*WRITTEN TASK*. Check every line of the material below for "Principal". Give the number of lines that have it, and only that.

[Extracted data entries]
----------

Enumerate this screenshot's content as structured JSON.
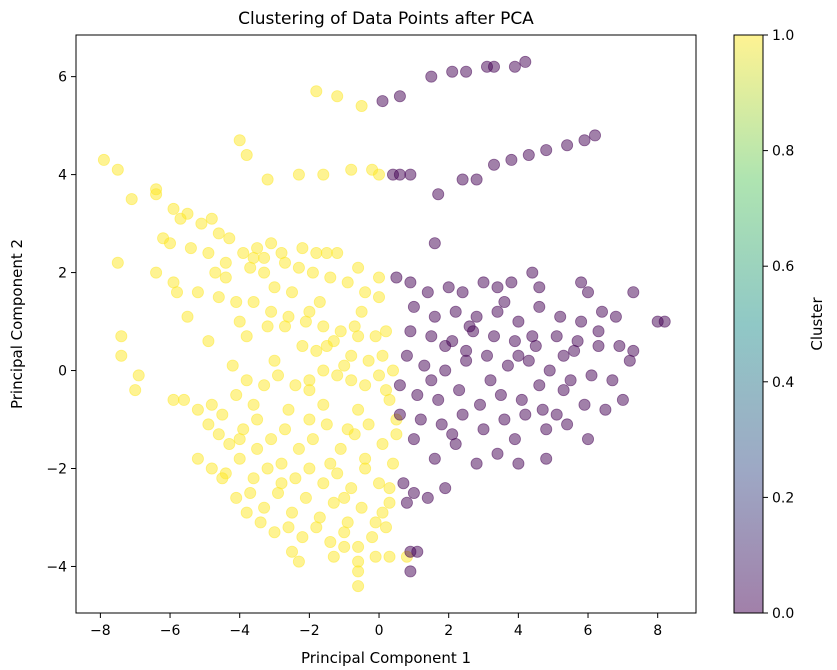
{
  "chart_data": {
    "type": "scatter",
    "title": "Clustering of Data Points after PCA",
    "xlabel": "Principal Component 1",
    "ylabel": "Principal Component 2",
    "xlim": [
      -8.7,
      9.1
    ],
    "ylim": [
      -4.95,
      6.85
    ],
    "xticks": [
      -8,
      -6,
      -4,
      -2,
      0,
      2,
      4,
      6,
      8
    ],
    "yticks": [
      -4,
      -2,
      0,
      2,
      4,
      6
    ],
    "grid": false,
    "marker_alpha": 0.5,
    "colorbar": {
      "label": "Cluster",
      "range": [
        0.0,
        1.0
      ],
      "ticks": [
        "0.0",
        "0.2",
        "0.4",
        "0.6",
        "0.8",
        "1.0"
      ],
      "colormap": "viridis",
      "colormap_stops": [
        "#440154",
        "#3b528b",
        "#21918c",
        "#5ec962",
        "#fde725"
      ]
    },
    "series": [
      {
        "cluster": 1,
        "color": "#fde725",
        "points": [
          [
            -7.9,
            4.3
          ],
          [
            -7.5,
            4.1
          ],
          [
            -7.1,
            3.5
          ],
          [
            -6.4,
            3.7
          ],
          [
            -6.4,
            3.6
          ],
          [
            -5.5,
            3.2
          ],
          [
            -5.1,
            3.0
          ],
          [
            -4.8,
            3.1
          ],
          [
            -4.6,
            2.8
          ],
          [
            -4.3,
            2.7
          ],
          [
            -3.9,
            2.4
          ],
          [
            -3.5,
            2.5
          ],
          [
            -3.1,
            2.6
          ],
          [
            -2.8,
            2.4
          ],
          [
            -2.2,
            2.5
          ],
          [
            -1.8,
            2.4
          ],
          [
            -1.5,
            2.4
          ],
          [
            -1.2,
            2.4
          ],
          [
            -0.6,
            2.1
          ],
          [
            0.0,
            1.9
          ],
          [
            -4.0,
            4.7
          ],
          [
            -3.8,
            4.4
          ],
          [
            -1.8,
            5.7
          ],
          [
            -1.2,
            5.6
          ],
          [
            -0.5,
            5.4
          ],
          [
            -3.2,
            3.9
          ],
          [
            -2.3,
            4.0
          ],
          [
            -1.6,
            4.0
          ],
          [
            -0.8,
            4.1
          ],
          [
            -0.2,
            4.1
          ],
          [
            0.0,
            4.0
          ],
          [
            -5.9,
            3.3
          ],
          [
            -5.7,
            3.1
          ],
          [
            -6.2,
            2.7
          ],
          [
            -6.0,
            2.6
          ],
          [
            -5.4,
            2.5
          ],
          [
            -4.9,
            2.4
          ],
          [
            -4.4,
            2.2
          ],
          [
            -3.7,
            2.1
          ],
          [
            -3.3,
            2.0
          ],
          [
            -2.7,
            2.2
          ],
          [
            -2.3,
            2.1
          ],
          [
            -1.9,
            2.0
          ],
          [
            -1.4,
            1.9
          ],
          [
            -0.9,
            1.8
          ],
          [
            -0.4,
            1.6
          ],
          [
            0.0,
            1.5
          ],
          [
            -7.5,
            2.2
          ],
          [
            -6.4,
            2.0
          ],
          [
            -5.9,
            1.8
          ],
          [
            -5.2,
            1.6
          ],
          [
            -4.6,
            1.5
          ],
          [
            -4.1,
            1.4
          ],
          [
            -3.6,
            1.4
          ],
          [
            -3.1,
            1.2
          ],
          [
            -2.6,
            1.1
          ],
          [
            -2.1,
            1.0
          ],
          [
            -1.6,
            0.9
          ],
          [
            -1.1,
            0.8
          ],
          [
            -0.6,
            0.7
          ],
          [
            -0.1,
            0.7
          ],
          [
            0.2,
            0.8
          ],
          [
            -5.8,
            1.6
          ],
          [
            -5.5,
            1.1
          ],
          [
            -4.9,
            0.6
          ],
          [
            -4.0,
            1.0
          ],
          [
            -3.2,
            0.9
          ],
          [
            -2.7,
            0.9
          ],
          [
            -2.2,
            0.5
          ],
          [
            -1.8,
            0.4
          ],
          [
            -1.3,
            0.6
          ],
          [
            -0.8,
            0.3
          ],
          [
            -0.3,
            0.2
          ],
          [
            0.1,
            0.3
          ],
          [
            -7.4,
            0.7
          ],
          [
            -7.4,
            0.3
          ],
          [
            -7.0,
            -0.4
          ],
          [
            -6.9,
            -0.1
          ],
          [
            -5.9,
            -0.6
          ],
          [
            -5.6,
            -0.6
          ],
          [
            -5.2,
            -0.8
          ],
          [
            -4.8,
            -0.7
          ],
          [
            -4.5,
            -0.9
          ],
          [
            -4.1,
            -0.5
          ],
          [
            -3.8,
            -0.2
          ],
          [
            -3.3,
            -0.3
          ],
          [
            -2.9,
            -0.1
          ],
          [
            -2.4,
            -0.3
          ],
          [
            -2.0,
            -0.2
          ],
          [
            -1.6,
            0.0
          ],
          [
            -1.2,
            -0.1
          ],
          [
            -0.8,
            -0.2
          ],
          [
            -0.4,
            -0.3
          ],
          [
            0.0,
            -0.1
          ],
          [
            0.4,
            0.0
          ],
          [
            -4.9,
            -1.1
          ],
          [
            -4.6,
            -1.3
          ],
          [
            -4.3,
            -1.5
          ],
          [
            -3.9,
            -1.2
          ],
          [
            -3.5,
            -1.6
          ],
          [
            -3.1,
            -1.4
          ],
          [
            -2.7,
            -1.2
          ],
          [
            -2.3,
            -1.6
          ],
          [
            -1.9,
            -1.4
          ],
          [
            -1.5,
            -1.1
          ],
          [
            -1.1,
            -1.6
          ],
          [
            -0.7,
            -1.3
          ],
          [
            -0.3,
            -1.1
          ],
          [
            0.1,
            -1.5
          ],
          [
            0.5,
            -1.0
          ],
          [
            -5.2,
            -1.8
          ],
          [
            -4.8,
            -2.0
          ],
          [
            -4.4,
            -2.1
          ],
          [
            -4.0,
            -1.8
          ],
          [
            -3.6,
            -2.2
          ],
          [
            -3.2,
            -2.0
          ],
          [
            -2.8,
            -1.9
          ],
          [
            -2.4,
            -2.2
          ],
          [
            -2.0,
            -2.0
          ],
          [
            -1.6,
            -2.3
          ],
          [
            -1.2,
            -2.1
          ],
          [
            -0.8,
            -2.4
          ],
          [
            -0.4,
            -2.0
          ],
          [
            0.0,
            -2.3
          ],
          [
            0.4,
            -1.9
          ],
          [
            -4.5,
            -2.2
          ],
          [
            -4.1,
            -2.6
          ],
          [
            -3.7,
            -2.5
          ],
          [
            -3.3,
            -2.8
          ],
          [
            -2.9,
            -2.5
          ],
          [
            -2.5,
            -2.9
          ],
          [
            -2.1,
            -2.6
          ],
          [
            -1.7,
            -3.0
          ],
          [
            -1.3,
            -2.7
          ],
          [
            -0.9,
            -3.1
          ],
          [
            -0.5,
            -2.8
          ],
          [
            -0.1,
            -3.1
          ],
          [
            0.3,
            -2.7
          ],
          [
            -3.8,
            -2.9
          ],
          [
            -3.4,
            -3.1
          ],
          [
            -3.0,
            -3.3
          ],
          [
            -2.6,
            -3.2
          ],
          [
            -2.2,
            -3.4
          ],
          [
            -1.8,
            -3.2
          ],
          [
            -1.4,
            -3.5
          ],
          [
            -1.0,
            -3.3
          ],
          [
            -0.6,
            -3.6
          ],
          [
            -0.2,
            -3.4
          ],
          [
            0.2,
            -3.2
          ],
          [
            -2.3,
            -3.9
          ],
          [
            -1.3,
            -3.8
          ],
          [
            -0.6,
            -3.9
          ],
          [
            -0.6,
            -4.1
          ],
          [
            -0.6,
            -4.4
          ],
          [
            -0.1,
            -3.8
          ],
          [
            0.3,
            -3.8
          ],
          [
            0.8,
            -3.8
          ],
          [
            -3.6,
            -0.7
          ],
          [
            -2.6,
            -0.8
          ],
          [
            -1.6,
            -0.7
          ],
          [
            -0.6,
            -0.8
          ],
          [
            0.3,
            -0.6
          ],
          [
            -4.2,
            0.1
          ],
          [
            -3.0,
            0.2
          ],
          [
            -2.0,
            -0.4
          ],
          [
            -1.0,
            0.1
          ],
          [
            0.2,
            -0.4
          ],
          [
            -4.4,
            1.9
          ],
          [
            -3.0,
            1.7
          ],
          [
            -1.7,
            1.4
          ],
          [
            -0.5,
            1.2
          ],
          [
            -2.5,
            1.6
          ],
          [
            -3.8,
            0.7
          ],
          [
            -1.4,
            -1.9
          ],
          [
            -2.8,
            -2.3
          ],
          [
            0.3,
            -2.4
          ],
          [
            -1.0,
            -2.6
          ],
          [
            -3.5,
            -1.0
          ],
          [
            -0.9,
            -1.2
          ],
          [
            0.5,
            -1.3
          ],
          [
            -2.0,
            -1.0
          ],
          [
            -4.0,
            -1.4
          ],
          [
            -1.5,
            0.5
          ],
          [
            -0.4,
            -1.8
          ],
          [
            -3.3,
            2.3
          ],
          [
            -2.0,
            1.2
          ],
          [
            -0.7,
            0.9
          ],
          [
            -4.7,
            2.0
          ],
          [
            -3.6,
            2.3
          ],
          [
            -1.0,
            -3.6
          ],
          [
            -2.5,
            -3.7
          ],
          [
            0.1,
            -2.9
          ]
        ]
      },
      {
        "cluster": 0,
        "color": "#440154",
        "points": [
          [
            0.1,
            5.5
          ],
          [
            0.6,
            5.6
          ],
          [
            1.5,
            6.0
          ],
          [
            2.1,
            6.1
          ],
          [
            2.5,
            6.1
          ],
          [
            3.1,
            6.2
          ],
          [
            3.3,
            6.2
          ],
          [
            3.9,
            6.2
          ],
          [
            4.2,
            6.3
          ],
          [
            0.4,
            4.0
          ],
          [
            0.6,
            4.0
          ],
          [
            0.9,
            4.0
          ],
          [
            1.7,
            3.6
          ],
          [
            1.6,
            2.6
          ],
          [
            2.4,
            3.9
          ],
          [
            2.8,
            3.9
          ],
          [
            3.3,
            4.2
          ],
          [
            3.8,
            4.3
          ],
          [
            4.3,
            4.4
          ],
          [
            4.8,
            4.5
          ],
          [
            5.4,
            4.6
          ],
          [
            5.9,
            4.7
          ],
          [
            6.2,
            4.8
          ],
          [
            0.5,
            1.9
          ],
          [
            0.9,
            1.8
          ],
          [
            1.4,
            1.6
          ],
          [
            2.0,
            1.7
          ],
          [
            2.4,
            1.6
          ],
          [
            3.0,
            1.8
          ],
          [
            3.4,
            1.7
          ],
          [
            3.8,
            1.8
          ],
          [
            4.4,
            2.0
          ],
          [
            4.6,
            1.7
          ],
          [
            5.8,
            1.8
          ],
          [
            6.0,
            1.6
          ],
          [
            1.0,
            1.3
          ],
          [
            1.6,
            1.1
          ],
          [
            2.2,
            1.2
          ],
          [
            2.8,
            1.1
          ],
          [
            3.4,
            1.2
          ],
          [
            4.0,
            1.0
          ],
          [
            4.6,
            1.3
          ],
          [
            5.2,
            1.1
          ],
          [
            5.8,
            1.0
          ],
          [
            6.4,
            1.2
          ],
          [
            6.8,
            1.1
          ],
          [
            7.3,
            1.6
          ],
          [
            8.0,
            1.0
          ],
          [
            8.2,
            1.0
          ],
          [
            0.9,
            0.8
          ],
          [
            1.5,
            0.7
          ],
          [
            2.1,
            0.6
          ],
          [
            2.7,
            0.8
          ],
          [
            3.3,
            0.7
          ],
          [
            3.9,
            0.6
          ],
          [
            4.5,
            0.5
          ],
          [
            5.1,
            0.7
          ],
          [
            5.7,
            0.6
          ],
          [
            6.3,
            0.5
          ],
          [
            6.9,
            0.5
          ],
          [
            7.3,
            0.4
          ],
          [
            0.8,
            0.3
          ],
          [
            1.3,
            0.1
          ],
          [
            1.9,
            0.0
          ],
          [
            2.5,
            0.2
          ],
          [
            3.1,
            0.3
          ],
          [
            3.7,
            0.1
          ],
          [
            4.3,
            0.2
          ],
          [
            4.9,
            0.0
          ],
          [
            5.5,
            -0.2
          ],
          [
            6.1,
            -0.1
          ],
          [
            6.7,
            -0.2
          ],
          [
            7.2,
            0.2
          ],
          [
            0.6,
            -0.3
          ],
          [
            1.1,
            -0.5
          ],
          [
            1.7,
            -0.6
          ],
          [
            2.3,
            -0.4
          ],
          [
            2.9,
            -0.7
          ],
          [
            3.5,
            -0.5
          ],
          [
            4.1,
            -0.6
          ],
          [
            4.7,
            -0.8
          ],
          [
            5.3,
            -0.4
          ],
          [
            5.9,
            -0.7
          ],
          [
            6.5,
            -0.8
          ],
          [
            7.0,
            -0.6
          ],
          [
            0.6,
            -0.9
          ],
          [
            1.2,
            -1.0
          ],
          [
            1.8,
            -1.1
          ],
          [
            2.4,
            -0.9
          ],
          [
            3.0,
            -1.2
          ],
          [
            3.6,
            -1.0
          ],
          [
            4.2,
            -0.9
          ],
          [
            4.8,
            -1.2
          ],
          [
            5.4,
            -1.1
          ],
          [
            6.0,
            -1.4
          ],
          [
            1.0,
            -1.4
          ],
          [
            1.6,
            -1.8
          ],
          [
            2.2,
            -1.5
          ],
          [
            2.8,
            -1.9
          ],
          [
            3.4,
            -1.7
          ],
          [
            4.0,
            -1.9
          ],
          [
            4.8,
            -1.8
          ],
          [
            0.7,
            -2.3
          ],
          [
            1.0,
            -2.5
          ],
          [
            1.4,
            -2.6
          ],
          [
            1.9,
            -2.4
          ],
          [
            0.8,
            -2.7
          ],
          [
            0.9,
            -3.7
          ],
          [
            1.1,
            -3.7
          ],
          [
            0.9,
            -4.1
          ],
          [
            2.5,
            0.4
          ],
          [
            3.2,
            -0.2
          ],
          [
            4.0,
            0.3
          ],
          [
            4.6,
            -0.3
          ],
          [
            5.3,
            0.3
          ],
          [
            1.5,
            -0.2
          ],
          [
            2.1,
            -1.3
          ],
          [
            3.9,
            -1.4
          ],
          [
            5.1,
            -0.9
          ],
          [
            1.9,
            0.5
          ],
          [
            6.3,
            0.8
          ],
          [
            3.6,
            1.4
          ],
          [
            2.6,
            0.9
          ],
          [
            4.4,
            0.7
          ],
          [
            5.6,
            0.4
          ]
        ]
      }
    ]
  }
}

----------

*RESPONSE*. 2